-- start Raw records --

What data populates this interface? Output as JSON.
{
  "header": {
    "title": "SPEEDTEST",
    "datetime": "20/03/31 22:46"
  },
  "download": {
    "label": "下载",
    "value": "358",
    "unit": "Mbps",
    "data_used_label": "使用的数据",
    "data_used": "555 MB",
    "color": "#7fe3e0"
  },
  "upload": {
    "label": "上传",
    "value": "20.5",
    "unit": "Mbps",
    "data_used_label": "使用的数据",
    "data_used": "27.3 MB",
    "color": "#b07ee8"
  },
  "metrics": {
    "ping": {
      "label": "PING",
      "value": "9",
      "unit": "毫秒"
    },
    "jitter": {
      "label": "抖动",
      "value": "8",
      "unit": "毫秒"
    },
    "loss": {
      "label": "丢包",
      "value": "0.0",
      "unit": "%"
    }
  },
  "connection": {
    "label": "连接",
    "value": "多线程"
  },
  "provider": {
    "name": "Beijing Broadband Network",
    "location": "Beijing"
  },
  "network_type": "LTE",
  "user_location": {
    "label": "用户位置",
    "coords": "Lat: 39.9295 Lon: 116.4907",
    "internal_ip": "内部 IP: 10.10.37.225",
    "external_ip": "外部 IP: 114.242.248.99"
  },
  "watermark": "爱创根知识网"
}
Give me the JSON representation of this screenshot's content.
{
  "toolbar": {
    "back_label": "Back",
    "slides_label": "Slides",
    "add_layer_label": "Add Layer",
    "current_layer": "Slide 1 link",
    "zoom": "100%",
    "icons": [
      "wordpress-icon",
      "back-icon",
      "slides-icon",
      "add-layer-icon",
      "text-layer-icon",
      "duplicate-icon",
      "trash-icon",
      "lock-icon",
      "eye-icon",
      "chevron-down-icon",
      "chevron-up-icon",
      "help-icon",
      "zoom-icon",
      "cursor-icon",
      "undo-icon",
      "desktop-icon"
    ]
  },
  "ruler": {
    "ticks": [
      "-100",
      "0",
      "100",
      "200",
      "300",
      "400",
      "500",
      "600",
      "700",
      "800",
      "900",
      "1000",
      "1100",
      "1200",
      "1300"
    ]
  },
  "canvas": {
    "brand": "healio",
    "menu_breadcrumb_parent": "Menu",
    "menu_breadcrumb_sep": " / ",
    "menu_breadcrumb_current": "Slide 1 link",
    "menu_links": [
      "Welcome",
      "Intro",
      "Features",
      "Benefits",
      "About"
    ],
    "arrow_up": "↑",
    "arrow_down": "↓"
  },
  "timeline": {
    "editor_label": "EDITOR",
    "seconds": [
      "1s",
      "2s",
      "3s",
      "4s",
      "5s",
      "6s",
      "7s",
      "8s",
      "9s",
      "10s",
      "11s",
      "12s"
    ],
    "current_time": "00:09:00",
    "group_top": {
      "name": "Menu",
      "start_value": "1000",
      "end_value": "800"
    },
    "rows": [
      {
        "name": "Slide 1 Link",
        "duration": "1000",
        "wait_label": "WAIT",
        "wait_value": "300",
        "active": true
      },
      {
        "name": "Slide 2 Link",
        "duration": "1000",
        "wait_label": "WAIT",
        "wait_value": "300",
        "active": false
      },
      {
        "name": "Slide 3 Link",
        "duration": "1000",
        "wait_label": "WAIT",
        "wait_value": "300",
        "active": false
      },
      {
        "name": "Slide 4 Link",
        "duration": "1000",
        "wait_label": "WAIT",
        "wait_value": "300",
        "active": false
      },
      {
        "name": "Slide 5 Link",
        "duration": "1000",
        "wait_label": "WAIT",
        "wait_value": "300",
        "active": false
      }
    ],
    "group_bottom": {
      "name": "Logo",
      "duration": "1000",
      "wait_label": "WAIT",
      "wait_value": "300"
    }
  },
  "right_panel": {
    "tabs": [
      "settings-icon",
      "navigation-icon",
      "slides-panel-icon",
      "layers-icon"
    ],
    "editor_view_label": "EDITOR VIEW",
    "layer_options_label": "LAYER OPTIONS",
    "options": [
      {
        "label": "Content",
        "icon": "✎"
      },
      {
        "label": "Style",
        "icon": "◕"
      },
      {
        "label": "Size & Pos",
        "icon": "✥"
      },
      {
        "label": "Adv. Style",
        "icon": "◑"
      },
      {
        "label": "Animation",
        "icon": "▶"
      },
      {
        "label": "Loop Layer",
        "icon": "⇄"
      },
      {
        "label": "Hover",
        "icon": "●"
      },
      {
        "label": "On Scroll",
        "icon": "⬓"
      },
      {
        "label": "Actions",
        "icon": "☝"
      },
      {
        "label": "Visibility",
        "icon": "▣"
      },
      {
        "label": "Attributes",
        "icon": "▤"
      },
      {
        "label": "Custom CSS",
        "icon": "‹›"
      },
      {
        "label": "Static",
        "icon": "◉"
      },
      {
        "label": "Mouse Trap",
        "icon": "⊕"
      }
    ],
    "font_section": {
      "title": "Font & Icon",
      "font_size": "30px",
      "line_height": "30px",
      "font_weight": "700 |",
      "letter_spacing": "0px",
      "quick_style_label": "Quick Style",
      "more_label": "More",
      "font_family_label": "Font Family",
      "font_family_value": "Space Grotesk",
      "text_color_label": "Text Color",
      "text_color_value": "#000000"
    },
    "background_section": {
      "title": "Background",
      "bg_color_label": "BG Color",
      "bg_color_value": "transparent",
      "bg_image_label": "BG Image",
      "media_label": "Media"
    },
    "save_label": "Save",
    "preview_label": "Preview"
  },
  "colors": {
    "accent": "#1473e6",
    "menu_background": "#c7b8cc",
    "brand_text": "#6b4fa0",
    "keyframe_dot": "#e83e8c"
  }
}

-- end Raw records --

**Short task:**
Set down the entries above again, word for word.

**Written reply:**
What data populates this interface? Output as JSON.
{
  "header": {
    "title": "SPEEDTEST",
    "datetime": "20/03/31 22:46"
  },
  "download": {
    "label": "下载",
    "value": "358",
    "unit": "Mbps",
    "data_used_label": "使用的数据",
    "data_used": "555 MB",
    "color": "#7fe3e0"
  },
  "upload": {
    "label": "上传",
    "value": "20.5",
    "unit": "Mbps",
    "data_used_label": "使用的数据",
    "data_used": "27.3 MB",
    "color": "#b07ee8"
  },
  "metrics": {
    "ping": {
      "label": "PING",
      "value": "9",
      "unit": "毫秒"
    },
    "jitter": {
      "label": "抖动",
      "value": "8",
      "unit": "毫秒"
    },
    "loss": {
      "label": "丢包",
      "value": "0.0",
      "unit": "%"
    }
  },
  "connection": {
    "label": "连接",
    "value": "多线程"
  },
  "provider": {
    "name": "Beijing Broadband Network",
    "location": "Beijing"
  },
  "network_type": "LTE",
  "user_location": {
    "label": "用户位置",
    "coords": "Lat: 39.9295 Lon: 116.4907",
    "internal_ip": "内部 IP: 10.10.37.225",
    "external_ip": "外部 IP: 114.242.248.99"
  },
  "watermark": "爱创根知识网"
}
Give me the JSON representation of this screenshot's content.
{
  "toolbar": {
    "back_label": "Back",
    "slides_label": "Slides",
    "add_layer_label": "Add Layer",
    "current_layer": "Slide 1 link",
    "zoom": "100%",
    "icons": [
      "wordpress-icon",
      "back-icon",
      "slides-icon",
      "add-layer-icon",
      "text-layer-icon",
      "duplicate-icon",
      "trash-icon",
      "lock-icon",
      "eye-icon",
      "chevron-down-icon",
      "chevron-up-icon",
      "help-icon",
      "zoom-icon",
      "cursor-icon",
      "undo-icon",
      "desktop-icon"
    ]
  },
  "ruler": {
    "ticks": [
      "-100",
      "0",
      "100",
      "200",
      "300",
      "400",
      "500",
      "600",
      "700",
      "800",
      "900",
      "1000",
      "1100",
      "1200",
      "1300"
    ]
  },
  "canvas": {
    "brand": "healio",
    "menu_breadcrumb_parent": "Menu",
    "menu_breadcrumb_sep": " / ",
    "menu_breadcrumb_current": "Slide 1 link",
    "menu_links": [
      "Welcome",
      "Intro",
      "Features",
      "Benefits",
      "About"
    ],
    "arrow_up": "↑",
    "arrow_down": "↓"
  },
  "timeline": {
    "editor_label": "EDITOR",
    "seconds": [
      "1s",
      "2s",
      "3s",
      "4s",
      "5s",
      "6s",
      "7s",
      "8s",
      "9s",
      "10s",
      "11s",
      "12s"
    ],
    "current_time": "00:09:00",
    "group_top": {
      "name": "Menu",
      "start_value": "1000",
      "end_value": "800"
    },
    "rows": [
      {
        "name": "Slide 1 Link",
        "duration": "1000",
        "wait_label": "WAIT",
        "wait_value": "300",
        "active": true
      },
      {
        "name": "Slide 2 Link",
        "duration": "1000",
        "wait_label": "WAIT",
        "wait_value": "300",
        "active": false
      },
      {
        "name": "Slide 3 Link",
        "duration": "1000",
        "wait_label": "WAIT",
        "wait_value": "300",
        "active": false
      },
      {
        "name": "Slide 4 Link",
        "duration": "1000",
        "wait_label": "WAIT",
        "wait_value": "300",
        "active": false
      },
      {
        "name": "Slide 5 Link",
        "duration": "1000",
        "wait_label": "WAIT",
        "wait_value": "300",
        "active": false
      }
    ],
    "group_bottom": {
      "name": "Logo",
      "duration": "1000",
      "wait_label": "WAIT",
      "wait_value": "300"
    }
  },
  "right_panel": {
    "tabs": [
      "settings-icon",
      "navigation-icon",
      "slides-panel-icon",
      "layers-icon"
    ],
    "editor_view_label": "EDITOR VIEW",
    "layer_options_label": "LAYER OPTIONS",
    "options": [
      {
        "label": "Content",
        "icon": "✎"
      },
      {
        "label": "Style",
        "icon": "◕"
      },
      {
        "label": "Size & Pos",
        "icon": "✥"
      },
      {
        "label": "Adv. Style",
        "icon": "◑"
      },
      {
        "label": "Animation",
        "icon": "▶"
      },
      {
        "label": "Loop Layer",
        "icon": "⇄"
      },
      {
        "label": "Hover",
        "icon": "●"
      },
      {
        "label": "On Scroll",
        "icon": "⬓"
      },
      {
        "label": "Actions",
        "icon": "☝"
      },
      {
        "label": "Visibility",
        "icon": "▣"
      },
      {
        "label": "Attributes",
        "icon": "▤"
      },
      {
        "label": "Custom CSS",
        "icon": "‹›"
      },
      {
        "label": "Static",
        "icon": "◉"
      },
      {
        "label": "Mouse Trap",
        "icon": "⊕"
      }
    ],
    "font_section": {
      "title": "Font & Icon",
      "font_size": "30px",
      "line_height": "30px",
      "font_weight": "700 |",
      "letter_spacing": "0px",
      "quick_style_label": "Quick Style",
      "more_label": "More",
      "font_family_label": "Font Family",
      "font_family_value": "Space Grotesk",
      "text_color_label": "Text Color",
      "text_color_value": "#000000"
    },
    "background_section": {
      "title": "Background",
      "bg_color_label": "BG Color",
      "bg_color_value": "transparent",
      "bg_image_label": "BG Image",
      "media_label": "Media"
    },
    "save_label": "Save",
    "preview_label": "Preview"
  },
  "colors": {
    "accent": "#1473e6",
    "menu_background": "#c7b8cc",
    "brand_text": "#6b4fa0",
    "keyframe_dot": "#e83e8c"
  }
}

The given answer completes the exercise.